## [Information shown]
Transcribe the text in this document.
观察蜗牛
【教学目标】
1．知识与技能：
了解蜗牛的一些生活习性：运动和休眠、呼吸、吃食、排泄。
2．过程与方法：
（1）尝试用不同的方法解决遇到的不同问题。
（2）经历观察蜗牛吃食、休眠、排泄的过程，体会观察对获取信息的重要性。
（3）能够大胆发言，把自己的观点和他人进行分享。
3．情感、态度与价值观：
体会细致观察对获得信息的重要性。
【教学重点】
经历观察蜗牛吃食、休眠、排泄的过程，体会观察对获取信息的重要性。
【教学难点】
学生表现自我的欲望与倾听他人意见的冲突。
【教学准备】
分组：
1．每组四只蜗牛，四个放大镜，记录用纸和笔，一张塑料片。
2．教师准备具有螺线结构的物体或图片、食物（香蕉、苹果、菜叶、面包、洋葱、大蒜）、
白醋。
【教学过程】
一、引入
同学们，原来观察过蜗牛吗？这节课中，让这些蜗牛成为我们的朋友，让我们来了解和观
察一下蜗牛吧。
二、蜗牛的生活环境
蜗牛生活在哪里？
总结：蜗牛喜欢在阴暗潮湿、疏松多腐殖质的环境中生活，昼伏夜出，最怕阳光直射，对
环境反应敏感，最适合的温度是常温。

## [Your task]
Find the lines above holding the word "体会观察对获取信息的重要性" and show them.

## [The response]
（2）经历观察蜗牛吃食、休眠、排泄的过程，体会观察对获取信息的重要性。
经历观察蜗牛吃食、休眠、排泄的过程，体会观察对获取信息的重要性。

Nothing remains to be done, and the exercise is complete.